Reproduce the data exactly.

§ Dataset
==========
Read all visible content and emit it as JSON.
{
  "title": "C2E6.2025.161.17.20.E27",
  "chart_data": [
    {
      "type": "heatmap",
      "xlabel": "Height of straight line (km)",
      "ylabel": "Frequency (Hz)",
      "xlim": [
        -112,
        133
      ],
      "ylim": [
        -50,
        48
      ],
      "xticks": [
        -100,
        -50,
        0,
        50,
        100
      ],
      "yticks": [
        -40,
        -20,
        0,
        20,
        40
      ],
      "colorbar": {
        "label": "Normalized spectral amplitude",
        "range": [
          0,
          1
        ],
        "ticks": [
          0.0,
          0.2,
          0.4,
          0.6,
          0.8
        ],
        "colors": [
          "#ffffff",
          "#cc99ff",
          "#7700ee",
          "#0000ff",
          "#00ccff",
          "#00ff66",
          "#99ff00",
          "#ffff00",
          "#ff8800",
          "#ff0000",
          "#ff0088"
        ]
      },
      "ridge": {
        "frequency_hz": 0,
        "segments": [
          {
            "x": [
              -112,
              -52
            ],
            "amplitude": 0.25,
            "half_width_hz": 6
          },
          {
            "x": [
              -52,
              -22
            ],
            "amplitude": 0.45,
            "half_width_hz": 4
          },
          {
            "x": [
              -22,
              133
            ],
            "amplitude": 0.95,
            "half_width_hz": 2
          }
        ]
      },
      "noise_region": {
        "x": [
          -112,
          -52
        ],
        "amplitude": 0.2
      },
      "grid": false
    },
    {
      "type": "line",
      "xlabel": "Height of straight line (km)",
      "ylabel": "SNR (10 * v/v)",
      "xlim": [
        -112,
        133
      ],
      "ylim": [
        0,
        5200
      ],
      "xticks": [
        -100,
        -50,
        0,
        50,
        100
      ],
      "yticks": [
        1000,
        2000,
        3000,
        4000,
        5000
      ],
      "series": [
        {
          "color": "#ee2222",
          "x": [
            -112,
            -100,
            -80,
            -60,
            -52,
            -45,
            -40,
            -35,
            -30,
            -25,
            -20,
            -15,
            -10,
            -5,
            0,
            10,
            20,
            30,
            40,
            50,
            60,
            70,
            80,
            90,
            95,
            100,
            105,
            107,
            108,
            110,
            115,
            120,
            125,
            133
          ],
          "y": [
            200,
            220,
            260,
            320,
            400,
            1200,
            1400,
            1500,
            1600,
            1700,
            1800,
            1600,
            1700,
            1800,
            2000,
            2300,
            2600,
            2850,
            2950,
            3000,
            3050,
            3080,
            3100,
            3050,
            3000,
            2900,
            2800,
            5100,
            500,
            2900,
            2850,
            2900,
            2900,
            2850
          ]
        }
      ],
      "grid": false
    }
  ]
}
==========
§ Written response
Read all visible content and emit it as JSON.
{
  "title": "C2E6.2025.161.17.20.E27",
  "chart_data": [
    {
      "type": "heatmap",
      "xlabel": "Height of straight line (km)",
      "ylabel": "Frequency (Hz)",
      "xlim": [
        -112,
        133
      ],
      "ylim": [
        -50,
        48
      ],
      "xticks": [
        -100,
        -50,
        0,
        50,
        100
      ],
      "yticks": [
        -40,
        -20,
        0,
        20,
        40
      ],
      "colorbar": {
        "label": "Normalized spectral amplitude",
        "range": [
          0,
          1
        ],
        "ticks": [
          0.0,
          0.2,
          0.4,
          0.6,
          0.8
        ],
        "colors": [
          "#ffffff",
          "#cc99ff",
          "#7700ee",
          "#0000ff",
          "#00ccff",
          "#00ff66",
          "#99ff00",
          "#ffff00",
          "#ff8800",
          "#ff0000",
          "#ff0088"
        ]
      },
      "ridge": {
        "frequency_hz": 0,
        "segments": [
          {
            "x": [
              -112,
              -52
            ],
            "amplitude": 0.25,
            "half_width_hz": 6
          },
          {
            "x": [
              -52,
              -22
            ],
            "amplitude": 0.45,
            "half_width_hz": 4
          },
          {
            "x": [
              -22,
              133
            ],
            "amplitude": 0.95,
            "half_width_hz": 2
          }
        ]
      },
      "noise_region": {
        "x": [
          -112,
          -52
        ],
        "amplitude": 0.2
      },
      "grid": false
    },
    {
      "type": "line",
      "xlabel": "Height of straight line (km)",
      "ylabel": "SNR (10 * v/v)",
      "xlim": [
        -112,
        133
      ],
      "ylim": [
        0,
        5200
      ],
      "xticks": [
        -100,
        -50,
        0,
        50,
        100
      ],
      "yticks": [
        1000,
        2000,
        3000,
        4000,
        5000
      ],
      "series": [
        {
          "color": "#ee2222",
          "x": [
            -112,
            -100,
            -80,
            -60,
            -52,
            -45,
            -40,
            -35,
            -30,
            -25,
            -20,
            -15,
            -10,
            -5,
            0,
            10,
            20,
            30,
            40,
            50,
            60,
            70,
            80,
            90,
            95,
            100,
            105,
            107,
            108,
            110,
            115,
            120,
            125,
            133
          ],
          "y": [
            200,
            220,
            260,
            320,
            400,
            1200,
            1400,
            1500,
            1600,
            1700,
            1800,
            1600,
            1700,
            1800,
            2000,
            2300,
            2600,
            2850,
            2950,
            3000,
            3050,
            3080,
            3100,
            3050,
            3000,
            2900,
            2800,
            5100,
            500,
            2900,
            2850,
            2900,
            2900,
            2850
          ]
        }
      ],
      "grid": false
    }
  ]
}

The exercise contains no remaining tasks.